* [TASK PROMPT] Reproduce all the lines exactly as they stand, apart from the pictures.

=====

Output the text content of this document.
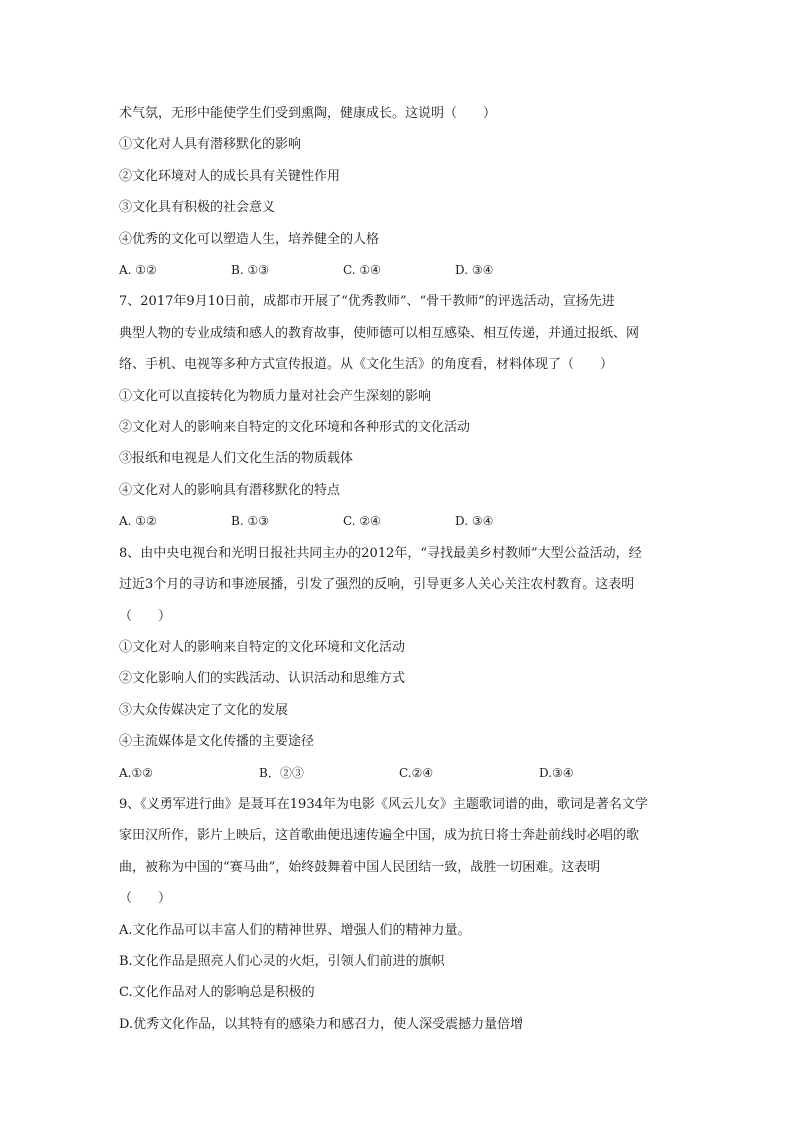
术气氛，无形中能使学生们受到熏陶，健康成长。这说明（　　）
①文化对人具有潜移默化的影响
②文化环境对人的成长具有关键性作用
③文化具有积极的社会意义
④优秀的文化可以塑造人生，培养健全的人格
A. ①②	B. ①③	C. ①④	D. ③④
7、2017年9月10日前，成都市开展了“优秀教师”、“骨干教师”的评选活动，宣扬先进
典型人物的专业成绩和感人的教育故事，使师德可以相互感染、相互传递，并通过报纸、网
络、手机、电视等多种方式宣传报道。从《文化生活》的角度看，材料体现了（　　）
①文化可以直接转化为物质力量对社会产生深刻的影响
②文化对人的影响来自特定的文化环境和各种形式的文化活动
③报纸和电视是人们文化生活的物质载体
④文化对人的影响具有潜移默化的特点
A. ①②	B. ①③	C. ②④	D. ③④
8、由中央电视台和光明日报社共同主办的2012年，“寻找最美乡村教师”大型公益活动，经
过近3个月的寻访和事迹展播，引发了强烈的反响，引导更多人关心关注农村教育。这表明
（　　）
①文化对人的影响来自特定的文化环境和文化活动
②文化影响人们的实践活动、认识活动和思维方式
③大众传媒决定了文化的发展
④主流媒体是文化传播的主要途径
A.①②	B．②③	C.②④	D.③④
9、《义勇军进行曲》是聂耳在1934年为电影《风云儿女》主题歌词谱的曲，歌词是著名文学
家田汉所作，影片上映后，这首歌曲便迅速传遍全中国，成为抗日将士奔赴前线时必唱的歌
曲，被称为中国的“赛马曲”，始终鼓舞着中国人民团结一致，战胜一切困难。这表明
（　　）
A.文化作品可以丰富人们的精神世界、增强人们的精神力量。
B.文化作品是照亮人们心灵的火炬，引领人们前进的旗帜
C.文化作品对人的影响总是积极的
D.优秀文化作品，以其特有的感染力和感召力，使人深受震撼力量倍增
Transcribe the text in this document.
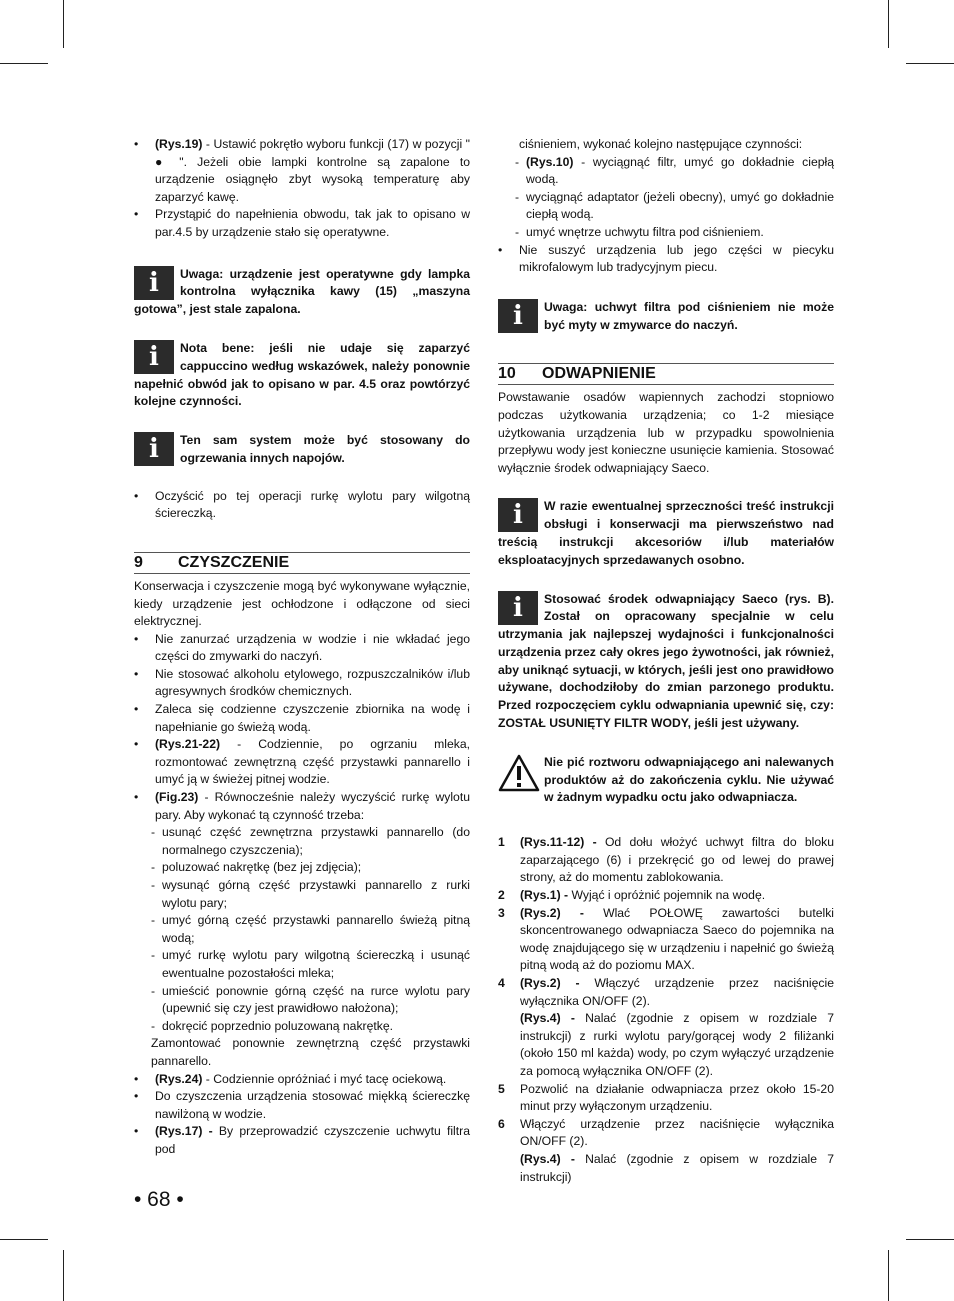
• (Rys.19) - Ustawić pokrętło wyboru funkcji (17) w pozycji " ● ". Jeżeli obie lampki kontrolne są zapalone to urządzenie osiągnęło zbyt wysoką temperaturę aby zaparzyć kawę.
• Przystąpić do napełnienia obwodu, tak jak to opisano w par.4.5 by urządzenie stało się operatywne.
i	Uwaga: urządzenie jest operatywne gdy lampka kontrolna wyłącznika kawy (15) „maszyna gotowa”, jest stale zapalona.
i	Nota bene: jeśli nie udaje się zaparzyć cappuccino według wskazówek, należy ponownie napełnić obwód jak to opisano w par. 4.5 oraz powtórzyć kolejne czynności.
i	Ten sam system może być stosowany do ogrzewania innych napojów.
• Oczyścić po tej operacji rurkę wylotu pary wilgotną ściereczką.
9 CZYSZCZENIE

Konserwacja i czyszczenie mogą być wykonywane wyłącznie, kiedy urządzenie jest ochłodzone i odłączone od sieci elektrycznej.

• Nie zanurzać urządzenia w wodzie i nie wkładać jego części do zmywarki do naczyń.
• Nie stosować alkoholu etylowego, rozpuszczalników i/lub agresywnych środków chemicznych.
• Zaleca się codzienne czyszczenie zbiornika na wodę i napełnianie go świeżą wodą.
• (Rys.21-22) - Codziennie, po ogrzaniu mleka, rozmontować zewnętrzną część przystawki pannarello i umyć ją w świeżej pitnej wodzie.
• (Fig.23) - Równocześnie należy wyczyścić rurkę wylotu pary. Aby wykonać tą czynność trzeba:
- usunąć część zewnętrzna przystawki pannarello (do normalnego czyszczenia);
- poluzować nakrętkę (bez jej zdjęcia);
- wysunąć górną część przystawki pannarello z rurki wylotu pary;
- umyć górną część przystawki pannarello świeżą pitną wodą;
- umyć rurkę wylotu pary wilgotną ściereczką i usunąć ewentualne pozostałości mleka;
- umieścić ponownie górną część na rurce wylotu pary (upewnić się czy jest prawidłowo nałożona);
- dokręcić poprzednio poluzowaną nakrętkę.
Zamontować ponownie zewnętrzną część przystawki pannarello.
• (Rys.24) - Codziennie opróżniać i myć tacę ociekową.
• Do czyszczenia urządzenia stosować miękką ściereczkę nawilżoną w wodzie.
• (Rys.17) - By przeprowadzić czyszczenie uchwytu filtra pod
ciśnieniem, wykonać kolejno następujące czynności:
- (Rys.10) - wyciągnąć filtr, umyć go dokładnie ciepłą wodą.
- wyciągnąć adaptator (jeżeli obecny), umyć go dokładnie ciepłą wodą.
- umyć wnętrze uchwytu filtra pod ciśnieniem.
• Nie suszyć urządzenia lub jego części w piecyku mikrofalowym lub tradycyjnym piecu.
i	Uwaga: uchwyt filtra pod ciśnieniem nie może być myty w zmywarce do naczyń.
10 ODWAPNIENIE

Powstawanie osadów wapiennych zachodzi stopniowo podczas użytkowania urządzenia; co 1-2 miesiące użytkowania urządzenia lub w przypadku spowolnienia przepływu wody jest konieczne usunięcie kamienia. Stosować wyłącznie środek odwapniający Saeco.

i	W razie ewentualnej sprzeczności treść instrukcji obsługi i konserwacji ma pierwszeństwo nad treścią instrukcji akcesoriów i/lub materiałów eksploatacyjnych sprzedawanych osobno.
i	Stosować środek odwapniający Saeco (rys. B). Został on opracowany specjalnie w celu utrzymania jak najlepszej wydajności i funkcjonalności urządzenia przez cały okres jego żywotności, jak również, aby uniknąć sytuacji, w których, jeśli jest ono prawidłowo używane, dochodziłoby do zmian parzonego produktu. Przed rozpoczęciem cyklu odwapniania upewnić się, czy: ZOSTAŁ USUNIĘTY FILTR WODY, jeśli jest używany.
Nie pić roztworu odwapniającego ani nalewanych produktów aż do zakończenia cyklu. Nie używać w żadnym wypadku octu jako odwapniacza.
1 (Rys.11-12) - Od dołu włożyć uchwyt filtra do bloku zaparzającego (6) i przekręcić go od lewej do prawej strony, aż do momentu zablokowania.
2 (Rys.1) - Wyjąć i opróżnić pojemnik na wodę.
3 (Rys.2) - Wlać POŁOWĘ zawartości butelki skoncentrowanego odwapniacza Saeco do pojemnika na wodę znajdującego się w urządzeniu i napełnić go świeżą pitną wodą aż do poziomu MAX.
4 (Rys.2) - Włączyć urządzenie przez naciśnięcie wyłącznika ON/OFF (2).
(Rys.4) - Nalać (zgodnie z opisem w rozdziale 7 instrukcji) z rurki wylotu pary/gorącej wody 2 filiżanki (około 150 ml każda) wody, po czym wyłączyć urządzenie za pomocą wyłącznika ON/OFF (2).
5 Pozwolić na działanie odwapniacza przez około 15-20 minut przy wyłączonym urządzeniu.
6 Włączyć urządzenie przez naciśnięcie wyłącznika ON/OFF (2).
(Rys.4) - Nalać (zgodnie z opisem w rozdziale 7 instrukcji)
• 68 •
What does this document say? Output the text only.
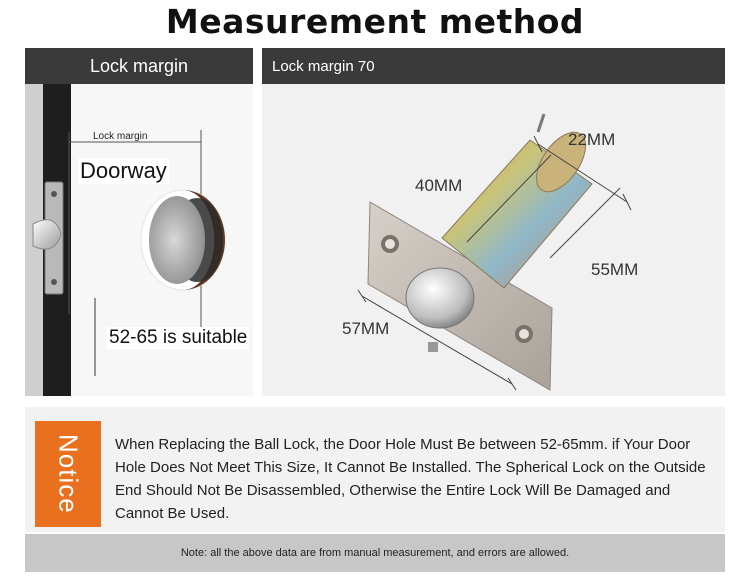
Measurement method
Lock margin
Lock margin
Doorway
52-65 is suitable
Lock margin 70
22MM
40MM
55MM
57MM
Notice When Replacing the Ball Lock, the Door Hole Must Be between 52-65mm. if Your Door Hole Does Not Meet This Size, It Cannot Be Installed. The Spherical Lock on the Outside End Should Not Be Disassembled, Otherwise the Entire Lock Will Be Damaged and Cannot Be Used.
Note: all the above data are from manual measurement, and errors are allowed.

=====

* [FULL RESPONSE]
Output the text content of this document.
术气氛，无形中能使学生们受到熏陶，健康成长。这说明（　　）
①文化对人具有潜移默化的影响
②文化环境对人的成长具有关键性作用
③文化具有积极的社会意义
④优秀的文化可以塑造人生，培养健全的人格
A. ①②	B. ①③	C. ①④	D. ③④
7、2017年9月10日前，成都市开展了“优秀教师”、“骨干教师”的评选活动，宣扬先进
典型人物的专业成绩和感人的教育故事，使师德可以相互感染、相互传递，并通过报纸、网
络、手机、电视等多种方式宣传报道。从《文化生活》的角度看，材料体现了（　　）
①文化可以直接转化为物质力量对社会产生深刻的影响
②文化对人的影响来自特定的文化环境和各种形式的文化活动
③报纸和电视是人们文化生活的物质载体
④文化对人的影响具有潜移默化的特点
A. ①②	B. ①③	C. ②④	D. ③④
8、由中央电视台和光明日报社共同主办的2012年，“寻找最美乡村教师”大型公益活动，经
过近3个月的寻访和事迹展播，引发了强烈的反响，引导更多人关心关注农村教育。这表明
（　　）
①文化对人的影响来自特定的文化环境和文化活动
②文化影响人们的实践活动、认识活动和思维方式
③大众传媒决定了文化的发展
④主流媒体是文化传播的主要途径
A.①②	B．②③	C.②④	D.③④
9、《义勇军进行曲》是聂耳在1934年为电影《风云儿女》主题歌词谱的曲，歌词是著名文学
家田汉所作，影片上映后，这首歌曲便迅速传遍全中国，成为抗日将士奔赴前线时必唱的歌
曲，被称为中国的“赛马曲”，始终鼓舞着中国人民团结一致，战胜一切困难。这表明
（　　）
A.文化作品可以丰富人们的精神世界、增强人们的精神力量。
B.文化作品是照亮人们心灵的火炬，引领人们前进的旗帜
C.文化作品对人的影响总是积极的
D.优秀文化作品，以其特有的感染力和感召力，使人深受震撼力量倍增
Transcribe the text in this document.
• (Rys.19) - Ustawić pokrętło wyboru funkcji (17) w pozycji " ● ". Jeżeli obie lampki kontrolne są zapalone to urządzenie osiągnęło zbyt wysoką temperaturę aby zaparzyć kawę.
• Przystąpić do napełnienia obwodu, tak jak to opisano w par.4.5 by urządzenie stało się operatywne.
i	Uwaga: urządzenie jest operatywne gdy lampka kontrolna wyłącznika kawy (15) „maszyna gotowa”, jest stale zapalona.
i	Nota bene: jeśli nie udaje się zaparzyć cappuccino według wskazówek, należy ponownie napełnić obwód jak to opisano w par. 4.5 oraz powtórzyć kolejne czynności.
i	Ten sam system może być stosowany do ogrzewania innych napojów.
• Oczyścić po tej operacji rurkę wylotu pary wilgotną ściereczką.
9 CZYSZCZENIE

Konserwacja i czyszczenie mogą być wykonywane wyłącznie, kiedy urządzenie jest ochłodzone i odłączone od sieci elektrycznej.

• Nie zanurzać urządzenia w wodzie i nie wkładać jego części do zmywarki do naczyń.
• Nie stosować alkoholu etylowego, rozpuszczalników i/lub agresywnych środków chemicznych.
• Zaleca się codzienne czyszczenie zbiornika na wodę i napełnianie go świeżą wodą.
• (Rys.21-22) - Codziennie, po ogrzaniu mleka, rozmontować zewnętrzną część przystawki pannarello i umyć ją w świeżej pitnej wodzie.
• (Fig.23) - Równocześnie należy wyczyścić rurkę wylotu pary. Aby wykonać tą czynność trzeba:
- usunąć część zewnętrzna przystawki pannarello (do normalnego czyszczenia);
- poluzować nakrętkę (bez jej zdjęcia);
- wysunąć górną część przystawki pannarello z rurki wylotu pary;
- umyć górną część przystawki pannarello świeżą pitną wodą;
- umyć rurkę wylotu pary wilgotną ściereczką i usunąć ewentualne pozostałości mleka;
- umieścić ponownie górną część na rurce wylotu pary (upewnić się czy jest prawidłowo nałożona);
- dokręcić poprzednio poluzowaną nakrętkę.
Zamontować ponownie zewnętrzną część przystawki pannarello.
• (Rys.24) - Codziennie opróżniać i myć tacę ociekową.
• Do czyszczenia urządzenia stosować miękką ściereczkę nawilżoną w wodzie.
• (Rys.17) - By przeprowadzić czyszczenie uchwytu filtra pod
ciśnieniem, wykonać kolejno następujące czynności:
- (Rys.10) - wyciągnąć filtr, umyć go dokładnie ciepłą wodą.
- wyciągnąć adaptator (jeżeli obecny), umyć go dokładnie ciepłą wodą.
- umyć wnętrze uchwytu filtra pod ciśnieniem.
• Nie suszyć urządzenia lub jego części w piecyku mikrofalowym lub tradycyjnym piecu.
i	Uwaga: uchwyt filtra pod ciśnieniem nie może być myty w zmywarce do naczyń.
10 ODWAPNIENIE

Powstawanie osadów wapiennych zachodzi stopniowo podczas użytkowania urządzenia; co 1-2 miesiące użytkowania urządzenia lub w przypadku spowolnienia przepływu wody jest konieczne usunięcie kamienia. Stosować wyłącznie środek odwapniający Saeco.

i	W razie ewentualnej sprzeczności treść instrukcji obsługi i konserwacji ma pierwszeństwo nad treścią instrukcji akcesoriów i/lub materiałów eksploatacyjnych sprzedawanych osobno.
i	Stosować środek odwapniający Saeco (rys. B). Został on opracowany specjalnie w celu utrzymania jak najlepszej wydajności i funkcjonalności urządzenia przez cały okres jego żywotności, jak również, aby uniknąć sytuacji, w których, jeśli jest ono prawidłowo używane, dochodziłoby do zmian parzonego produktu. Przed rozpoczęciem cyklu odwapniania upewnić się, czy: ZOSTAŁ USUNIĘTY FILTR WODY, jeśli jest używany.
Nie pić roztworu odwapniającego ani nalewanych produktów aż do zakończenia cyklu. Nie używać w żadnym wypadku octu jako odwapniacza.
1 (Rys.11-12) - Od dołu włożyć uchwyt filtra do bloku zaparzającego (6) i przekręcić go od lewej do prawej strony, aż do momentu zablokowania.
2 (Rys.1) - Wyjąć i opróżnić pojemnik na wodę.
3 (Rys.2) - Wlać POŁOWĘ zawartości butelki skoncentrowanego odwapniacza Saeco do pojemnika na wodę znajdującego się w urządzeniu i napełnić go świeżą pitną wodą aż do poziomu MAX.
4 (Rys.2) - Włączyć urządzenie przez naciśnięcie wyłącznika ON/OFF (2).
(Rys.4) - Nalać (zgodnie z opisem w rozdziale 7 instrukcji) z rurki wylotu pary/gorącej wody 2 filiżanki (około 150 ml każda) wody, po czym wyłączyć urządzenie za pomocą wyłącznika ON/OFF (2).
5 Pozwolić na działanie odwapniacza przez około 15-20 minut przy wyłączonym urządzeniu.
6 Włączyć urządzenie przez naciśnięcie wyłącznika ON/OFF (2).
(Rys.4) - Nalać (zgodnie z opisem w rozdziale 7 instrukcji)
• 68 •
What does this document say? Output the text only.
Measurement method
Lock margin
Lock margin
Doorway
52-65 is suitable
Lock margin 70
22MM
40MM
55MM
57MM
Notice When Replacing the Ball Lock, the Door Hole Must Be between 52-65mm. if Your Door Hole Does Not Meet This Size, It Cannot Be Installed. The Spherical Lock on the Outside End Should Not Be Disassembled, Otherwise the Entire Lock Will Be Damaged and Cannot Be Used.
Note: all the above data are from manual measurement, and errors are allowed.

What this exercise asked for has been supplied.